Dataset items:
· · · ·

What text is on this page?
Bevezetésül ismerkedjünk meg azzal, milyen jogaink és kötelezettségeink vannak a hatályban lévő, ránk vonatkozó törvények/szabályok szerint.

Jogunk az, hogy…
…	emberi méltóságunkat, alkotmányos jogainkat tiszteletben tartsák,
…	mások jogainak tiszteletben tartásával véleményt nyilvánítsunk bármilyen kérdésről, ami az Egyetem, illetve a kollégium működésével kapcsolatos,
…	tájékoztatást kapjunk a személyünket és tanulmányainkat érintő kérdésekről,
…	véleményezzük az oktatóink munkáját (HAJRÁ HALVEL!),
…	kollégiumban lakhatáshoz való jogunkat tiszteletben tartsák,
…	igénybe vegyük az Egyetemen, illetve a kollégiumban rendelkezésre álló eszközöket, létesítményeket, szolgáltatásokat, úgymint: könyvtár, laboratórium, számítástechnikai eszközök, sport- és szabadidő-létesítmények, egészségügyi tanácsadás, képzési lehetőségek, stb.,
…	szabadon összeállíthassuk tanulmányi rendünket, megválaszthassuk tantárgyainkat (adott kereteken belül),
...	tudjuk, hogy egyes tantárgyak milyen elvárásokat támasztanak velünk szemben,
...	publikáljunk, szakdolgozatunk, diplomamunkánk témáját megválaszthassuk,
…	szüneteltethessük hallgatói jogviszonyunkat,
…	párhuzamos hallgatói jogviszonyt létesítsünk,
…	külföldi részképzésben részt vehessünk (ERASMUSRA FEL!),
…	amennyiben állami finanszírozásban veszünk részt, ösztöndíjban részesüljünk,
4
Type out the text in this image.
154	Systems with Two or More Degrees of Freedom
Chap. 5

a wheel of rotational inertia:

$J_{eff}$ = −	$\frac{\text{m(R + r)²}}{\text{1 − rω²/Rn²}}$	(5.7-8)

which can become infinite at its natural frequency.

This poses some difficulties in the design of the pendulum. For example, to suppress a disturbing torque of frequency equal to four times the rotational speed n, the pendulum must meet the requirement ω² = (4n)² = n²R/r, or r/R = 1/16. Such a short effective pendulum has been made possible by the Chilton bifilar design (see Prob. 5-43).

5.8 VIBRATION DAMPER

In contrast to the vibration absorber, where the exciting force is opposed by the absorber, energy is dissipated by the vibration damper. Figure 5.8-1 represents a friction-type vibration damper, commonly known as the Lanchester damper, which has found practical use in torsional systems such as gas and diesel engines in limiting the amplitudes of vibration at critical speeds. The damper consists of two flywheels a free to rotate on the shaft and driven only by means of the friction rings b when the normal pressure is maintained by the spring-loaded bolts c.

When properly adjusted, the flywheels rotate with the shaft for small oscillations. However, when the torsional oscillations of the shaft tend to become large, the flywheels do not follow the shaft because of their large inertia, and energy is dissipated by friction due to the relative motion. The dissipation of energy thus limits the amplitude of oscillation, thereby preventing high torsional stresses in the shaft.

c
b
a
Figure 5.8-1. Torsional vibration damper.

· · · ·

Find all lines holding the string "frequency" and copy them.

which can become infinite at its natural frequency.
This poses some difficulties in the design of the pendulum. For example, to suppress a disturbing torque of frequency equal to four times the rotational speed n, the pendulum must meet the requirement ω² = (4n)² = n²R/r, or r/R = 1/16. Such a short effective pendulum has been made possible by the Chilton bifilar design (see Prob. 5-43).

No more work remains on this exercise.